_Set problem:_
Copy everything in the data below exactly except the pictures.
>>>>
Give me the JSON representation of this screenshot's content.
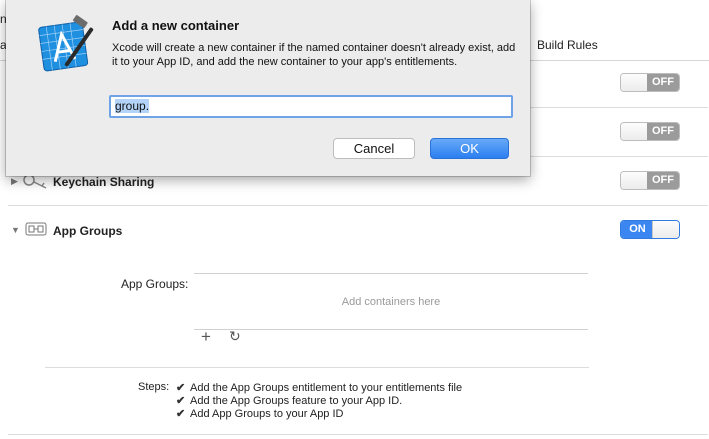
{
  "background": {
    "top_left_fragment": "n",
    "tab_left_fragment": "a",
    "build_rules_tab": "Build Rules",
    "capabilities": [
      {
        "name": "",
        "state": "OFF"
      },
      {
        "name": "",
        "state": "OFF"
      },
      {
        "name": "Keychain Sharing",
        "state": "OFF"
      },
      {
        "name": "App Groups",
        "state": "ON"
      }
    ],
    "app_groups": {
      "label": "App Groups:",
      "placeholder": "Add containers here",
      "add_icon": "plus-icon",
      "refresh_icon": "refresh-icon"
    },
    "steps": {
      "label": "Steps:",
      "items": [
        "Add the App Groups entitlement to your entitlements file",
        "Add the App Groups feature to your App ID.",
        "Add App Groups to your App ID"
      ]
    }
  },
  "dialog": {
    "icon": "xcode-icon",
    "title": "Add a new container",
    "message": "Xcode will create a new container if the named container doesn't already exist, add it to your App ID, and add the new container to your app's entitlements.",
    "input_value": "group.",
    "cancel_label": "Cancel",
    "ok_label": "OK"
  },
  "colors": {
    "accent": "#3b86f0",
    "toggle_off": "#9b9b9b",
    "sheet_bg": "#ececec"
  }
}
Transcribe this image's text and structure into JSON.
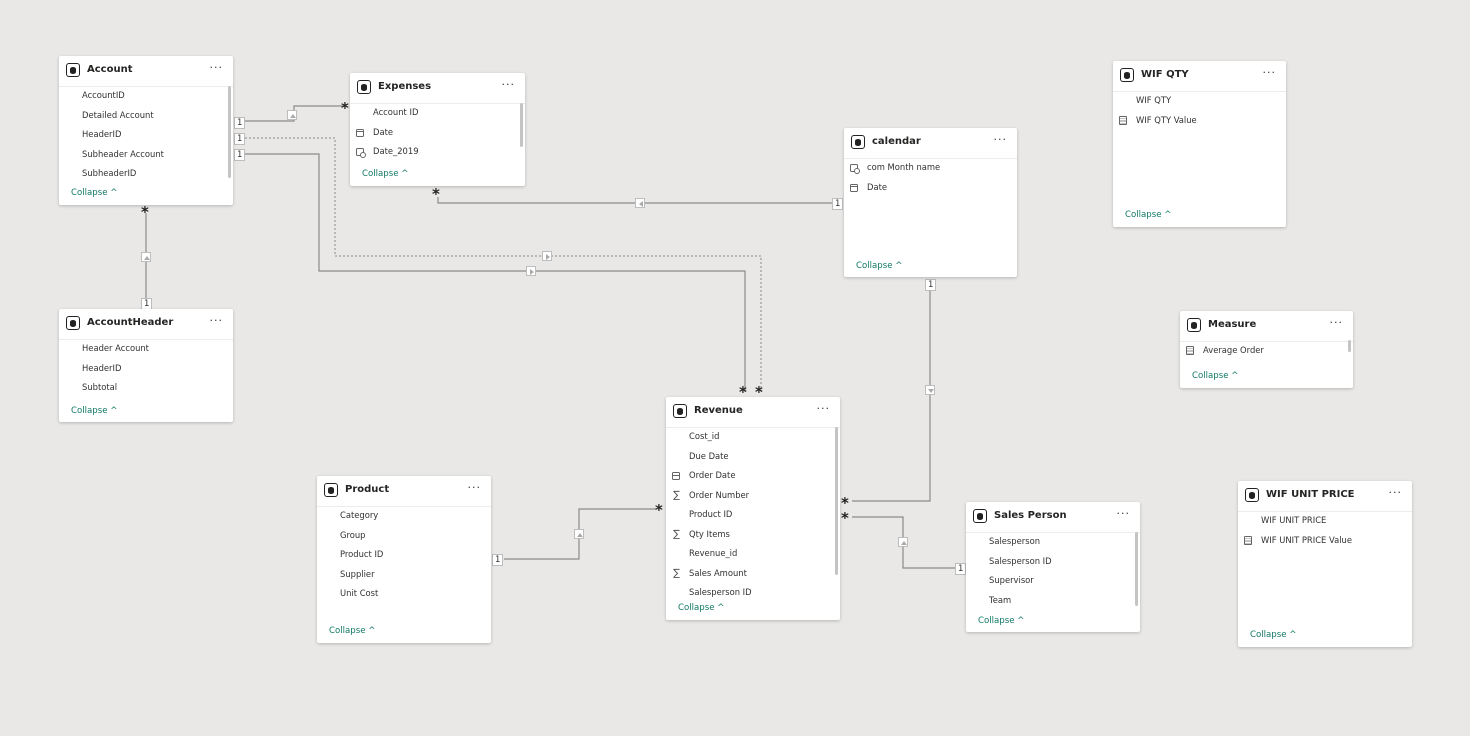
{
  "ui": {
    "collapse_label": "Collapse",
    "more_label": "···"
  },
  "tables": {
    "account": {
      "title": "Account",
      "fields": [
        "AccountID",
        "Detailed Account",
        "HeaderID",
        "Subheader Account",
        "SubheaderID"
      ]
    },
    "expenses": {
      "title": "Expenses",
      "fields": [
        "Account ID",
        "Date",
        "Date_2019"
      ]
    },
    "calendar": {
      "title": "calendar",
      "fields": [
        "com Month name",
        "Date"
      ]
    },
    "wif_qty": {
      "title": "WIF QTY",
      "fields": [
        "WIF QTY",
        "WIF QTY Value"
      ]
    },
    "account_header": {
      "title": "AccountHeader",
      "fields": [
        "Header Account",
        "HeaderID",
        "Subtotal"
      ]
    },
    "measure": {
      "title": "Measure",
      "fields": [
        "Average Order"
      ]
    },
    "product": {
      "title": "Product",
      "fields": [
        "Category",
        "Group",
        "Product ID",
        "Supplier",
        "Unit Cost"
      ]
    },
    "revenue": {
      "title": "Revenue",
      "fields": [
        "Cost_id",
        "Due Date",
        "Order Date",
        "Order Number",
        "Product ID",
        "Qty Items",
        "Revenue_id",
        "Sales Amount",
        "Salesperson ID"
      ]
    },
    "sales_person": {
      "title": "Sales Person",
      "fields": [
        "Salesperson",
        "Salesperson ID",
        "Supervisor",
        "Team"
      ]
    },
    "wif_unit_price": {
      "title": "WIF UNIT PRICE",
      "fields": [
        "WIF UNIT PRICE",
        "WIF UNIT PRICE Value"
      ]
    }
  },
  "cardinality": {
    "one": "1",
    "many": "*"
  }
}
<<<<
_Expected answer:_
Give me the JSON representation of this screenshot's content.
{
  "background": {
    "top_left_fragment": "n",
    "tab_left_fragment": "a",
    "build_rules_tab": "Build Rules",
    "capabilities": [
      {
        "name": "",
        "state": "OFF"
      },
      {
        "name": "",
        "state": "OFF"
      },
      {
        "name": "Keychain Sharing",
        "state": "OFF"
      },
      {
        "name": "App Groups",
        "state": "ON"
      }
    ],
    "app_groups": {
      "label": "App Groups:",
      "placeholder": "Add containers here",
      "add_icon": "plus-icon",
      "refresh_icon": "refresh-icon"
    },
    "steps": {
      "label": "Steps:",
      "items": [
        "Add the App Groups entitlement to your entitlements file",
        "Add the App Groups feature to your App ID.",
        "Add App Groups to your App ID"
      ]
    }
  },
  "dialog": {
    "icon": "xcode-icon",
    "title": "Add a new container",
    "message": "Xcode will create a new container if the named container doesn't already exist, add it to your App ID, and add the new container to your app's entitlements.",
    "input_value": "group.",
    "cancel_label": "Cancel",
    "ok_label": "OK"
  },
  "colors": {
    "accent": "#3b86f0",
    "toggle_off": "#9b9b9b",
    "sheet_bg": "#ececec"
  }
}
Transcribe this image's text and structure into JSON.
{
  "ui": {
    "collapse_label": "Collapse",
    "more_label": "···"
  },
  "tables": {
    "account": {
      "title": "Account",
      "fields": [
        "AccountID",
        "Detailed Account",
        "HeaderID",
        "Subheader Account",
        "SubheaderID"
      ]
    },
    "expenses": {
      "title": "Expenses",
      "fields": [
        "Account ID",
        "Date",
        "Date_2019"
      ]
    },
    "calendar": {
      "title": "calendar",
      "fields": [
        "com Month name",
        "Date"
      ]
    },
    "wif_qty": {
      "title": "WIF QTY",
      "fields": [
        "WIF QTY",
        "WIF QTY Value"
      ]
    },
    "account_header": {
      "title": "AccountHeader",
      "fields": [
        "Header Account",
        "HeaderID",
        "Subtotal"
      ]
    },
    "measure": {
      "title": "Measure",
      "fields": [
        "Average Order"
      ]
    },
    "product": {
      "title": "Product",
      "fields": [
        "Category",
        "Group",
        "Product ID",
        "Supplier",
        "Unit Cost"
      ]
    },
    "revenue": {
      "title": "Revenue",
      "fields": [
        "Cost_id",
        "Due Date",
        "Order Date",
        "Order Number",
        "Product ID",
        "Qty Items",
        "Revenue_id",
        "Sales Amount",
        "Salesperson ID"
      ]
    },
    "sales_person": {
      "title": "Sales Person",
      "fields": [
        "Salesperson",
        "Salesperson ID",
        "Supervisor",
        "Team"
      ]
    },
    "wif_unit_price": {
      "title": "WIF UNIT PRICE",
      "fields": [
        "WIF UNIT PRICE",
        "WIF UNIT PRICE Value"
      ]
    }
  },
  "cardinality": {
    "one": "1",
    "many": "*"
  }
}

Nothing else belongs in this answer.